## Task to carry out
Gather every line from the entries below that includes "text".

• • • •

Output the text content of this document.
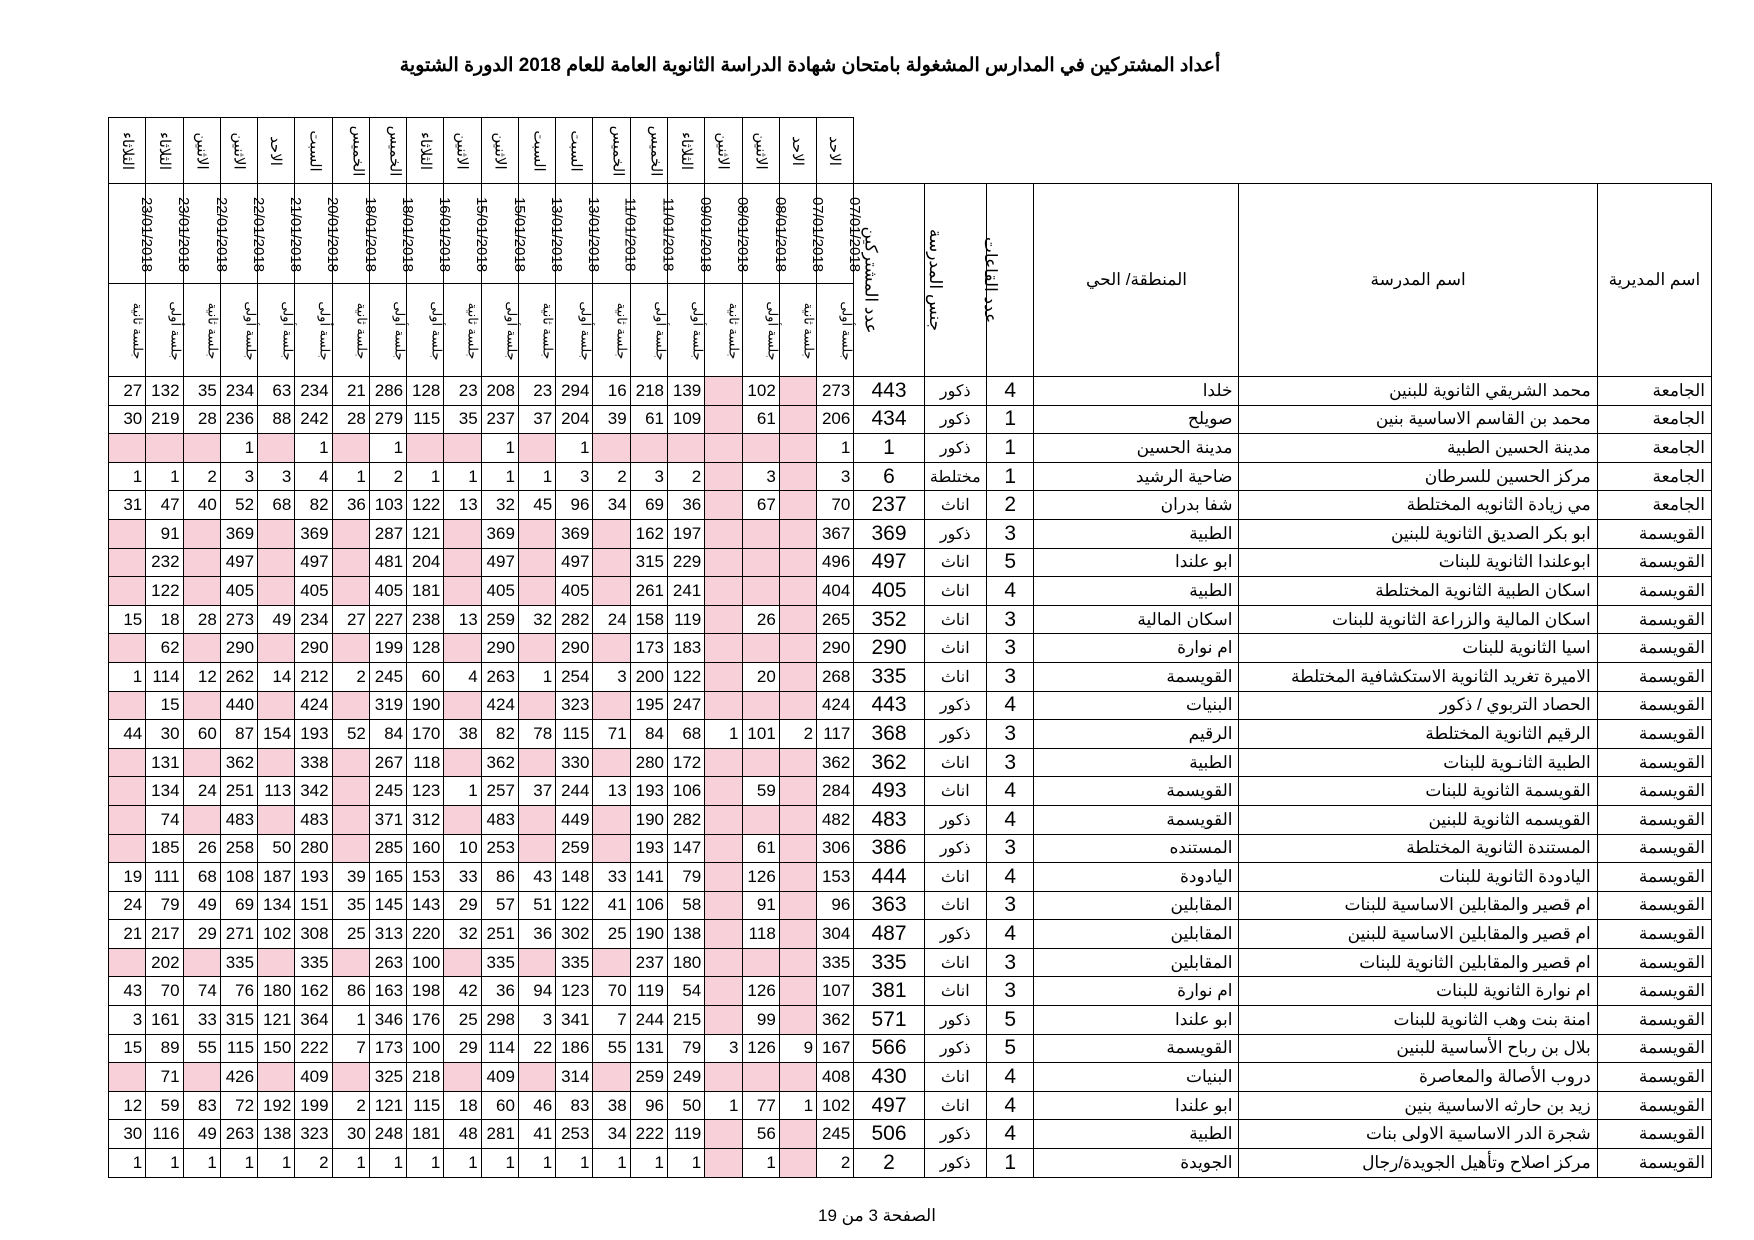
أعداد المشتركين في المدارس المشغولة بامتحان شهادة الدراسة الثانوية العامة للعام 2018 الدورة الشتوية
الثلاثاء	الثلاثاء	الاثنين	الاثنين	الاحد	السبت	الخميس	الخميس	الثلاثاء	الاثنين	الاثنين	السبت	السبت	الخميس	الخميس	الثلاثاء	الاثنين	الاثنين	الاحد	الاحد						
23/01/2018	23/01/2018	22/01/2018	22/01/2018	21/01/2018	20/01/2018	18/01/2018	18/01/2018	16/01/2018	15/01/2018	15/01/2018	13/01/2018	13/01/2018	11/01/2018	11/01/2018	09/01/2018	08/01/2018	08/01/2018	07/01/2018	07/01/2018	عدد المشتركين	جنس المدرسة	عدد القاعات	المنطقة/ الحي	اسم المدرسة	اسم المديرية
جلسة ثانية	جلسة أولى	جلسة ثانية	جلسة أولى	جلسة أولى	جلسة أولى	جلسة ثانية	جلسة أولى	جلسة أولى	جلسة ثانية	جلسة أولى	جلسة ثانية	جلسة أولى	جلسة ثانية	جلسة أولى	جلسة أولى	جلسة ثانية	جلسة أولى	جلسة ثانية	جلسة أولى						
27	132	35	234	63	234	21	286	128	23	208	23	294	16	218	139		102		273	443	ذكور	4	خلدا	محمد الشريقي الثانوية للبنين	الجامعة
30	219	28	236	88	242	28	279	115	35	237	37	204	39	61	109		61		206	434	ذكور	1	صويلح	محمد بن القاسم الاساسية بنين	الجامعة
			1		1		1			1		1							1	1	ذكور	1	مدينة الحسين	مدينة الحسين الطبية	الجامعة
1	1	2	3	3	4	1	2	1	1	1	1	3	2	3	2		3		3	6	مختلطة	1	ضاحية الرشيد	مركز الحسين للسرطان	الجامعة
31	47	40	52	68	82	36	103	122	13	32	45	96	34	69	36		67		70	237	اناث	2	شفا بدران	مي زيادة الثانويه المختلطة	الجامعة
	91		369		369		287	121		369		369		162	197				367	369	ذكور	3	الطبية	ابو بكر الصديق الثانوية للبنين	القويسمة
	232		497		497		481	204		497		497		315	229				496	497	اناث	5	ابو علندا	ابوعلندا الثانوية للبنات	القويسمة
	122		405		405		405	181		405		405		261	241				404	405	اناث	4	الطبية	اسكان الطبية الثانوية المختلطة	القويسمة
15	18	28	273	49	234	27	227	238	13	259	32	282	24	158	119		26		265	352	اناث	3	اسكان المالية	اسكان المالية والزراعة الثانوية للبنات	القويسمة
	62		290		290		199	128		290		290		173	183				290	290	اناث	3	ام نوارة	اسيا الثانوية للبنات	القويسمة
1	114	12	262	14	212	2	245	60	4	263	1	254	3	200	122		20		268	335	اناث	3	القويسمة	الاميرة تغريد الثانوية الاستكشافية المختلطة	القويسمة
	15		440		424		319	190		424		323		195	247				424	443	ذكور	4	البنيات	الحصاد التربوي / ذكور	القويسمة
44	30	60	87	154	193	52	84	170	38	82	78	115	71	84	68	1	101	2	117	368	ذكور	3	الرقيم	الرقيم الثانوية المختلطة	القويسمة
	131		362		338		267	118		362		330		280	172				362	362	اناث	3	الطبية	الطبية الثانـوية للبنات	القويسمة
	134	24	251	113	342		245	123	1	257	37	244	13	193	106		59		284	493	اناث	4	القويسمة	القويسمة الثانوية للبنات	القويسمة
	74		483		483		371	312		483		449		190	282				482	483	ذكور	4	القويسمة	القويسمه الثانوية للبنين	القويسمة
	185	26	258	50	280		285	160	10	253		259		193	147		61		306	386	ذكور	3	المستنده	المستندة الثانوية المختلطة	القويسمة
19	111	68	108	187	193	39	165	153	33	86	43	148	33	141	79		126		153	444	اناث	4	اليادودة	اليادودة الثانوية للبنات	القويسمة
24	79	49	69	134	151	35	145	143	29	57	51	122	41	106	58		91		96	363	اناث	3	المقابلين	ام قصير والمقابلين الاساسية للبنات	القويسمة
21	217	29	271	102	308	25	313	220	32	251	36	302	25	190	138		118		304	487	ذكور	4	المقابلين	ام قصير والمقابلين الاساسية للبنين	القويسمة
	202		335		335		263	100		335		335		237	180				335	335	اناث	3	المقابلين	ام قصير والمقابلين الثانوية للبنات	القويسمة
43	70	74	76	180	162	86	163	198	42	36	94	123	70	119	54		126		107	381	اناث	3	ام نوارة	ام نوارة الثانوية للبنات	القويسمة
3	161	33	315	121	364	1	346	176	25	298	3	341	7	244	215		99		362	571	ذكور	5	ابو علندا	امنة بنت وهب الثانوية للبنات	القويسمة
15	89	55	115	150	222	7	173	100	29	114	22	186	55	131	79	3	126	9	167	566	ذكور	5	القويسمة	بلال بن رباح الأساسية للبنين	القويسمة
	71		426		409		325	218		409		314		259	249				408	430	اناث	4	البنيات	دروب الأصالة والمعاصرة	القويسمة
12	59	83	72	192	199	2	121	115	18	60	46	83	38	96	50	1	77	1	102	497	اناث	4	ابو علندا	زيد بن حارثه الاساسية بنين	القويسمة
30	116	49	263	138	323	30	248	181	48	281	41	253	34	222	119		56		245	506	ذكور	4	الطبية	شجرة الدر الاساسية الاولى بنات	القويسمة
1	1	1	1	1	2	1	1	1	1	1	1	1	1	1	1		1		2	2	ذكور	1	الجويدة	مركز اصلاح وتأهيل الجويدة/رجال	القويسمة
الصفحة 3 من 19
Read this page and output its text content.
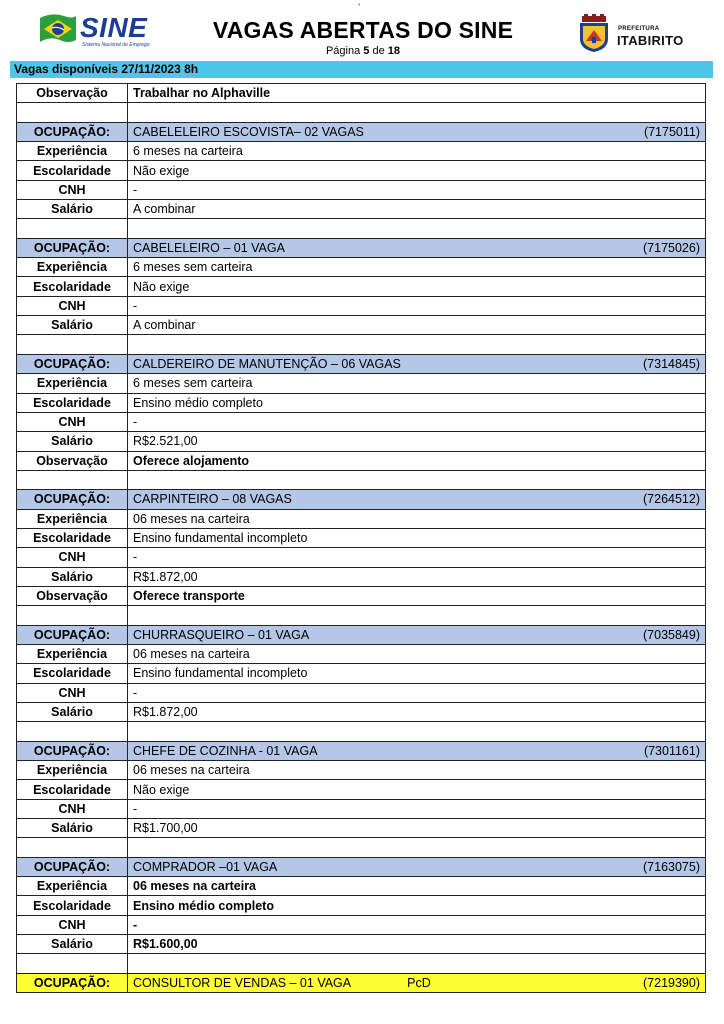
’
SINE
Sistema Nacional de Emprego
VAGAS ABERTAS DO SINE
Página 5 de 18
PREFEITURA
ITABIRITO
Vagas disponíveis 27/11/2023 8h
Observação	Trabalhar no Alphaville

OCUPAÇÃO:	CABELELEIRO ESCOVISTA– 02 VAGAS (7175011)

Experiência	6 meses na carteira
Escolaridade	Não exige
CNH	-
Salário	A combinar

OCUPAÇÃO:	CABELELEIRO – 01 VAGA (7175026)

Experiência	6 meses sem carteira
Escolaridade	Não exige
CNH	-
Salário	A combinar

OCUPAÇÃO:	CALDEREIRO DE MANUTENÇÃO – 06 VAGAS (7314845)

Experiência	6 meses sem carteira
Escolaridade	Ensino médio completo
CNH	-
Salário	R$2.521,00
Observação	Oferece alojamento

OCUPAÇÃO:	CARPINTEIRO – 08 VAGAS (7264512)

Experiência	06 meses na carteira
Escolaridade	Ensino fundamental incompleto
CNH	-
Salário	R$1.872,00
Observação	Oferece transporte

OCUPAÇÃO:	CHURRASQUEIRO – 01 VAGA (7035849)

Experiência	06 meses na carteira
Escolaridade	Ensino fundamental incompleto
CNH	-
Salário	R$1.872,00

OCUPAÇÃO:	CHEFE DE COZINHA - 01 VAGA (7301161)

Experiência	06 meses na carteira
Escolaridade	Não exige
CNH	-
Salário	R$1.700,00

OCUPAÇÃO:	COMPRADOR –01 VAGA (7163075)

Experiência	06 meses na carteira
Escolaridade	Ensino médio completo
CNH	-
Salário	R$1.600,00

OCUPAÇÃO:	CONSULTOR DE VENDAS – 01 VAGA PcD (7219390)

• • • •

## Full output
Output the text content of this document.
Read this page and output its text content.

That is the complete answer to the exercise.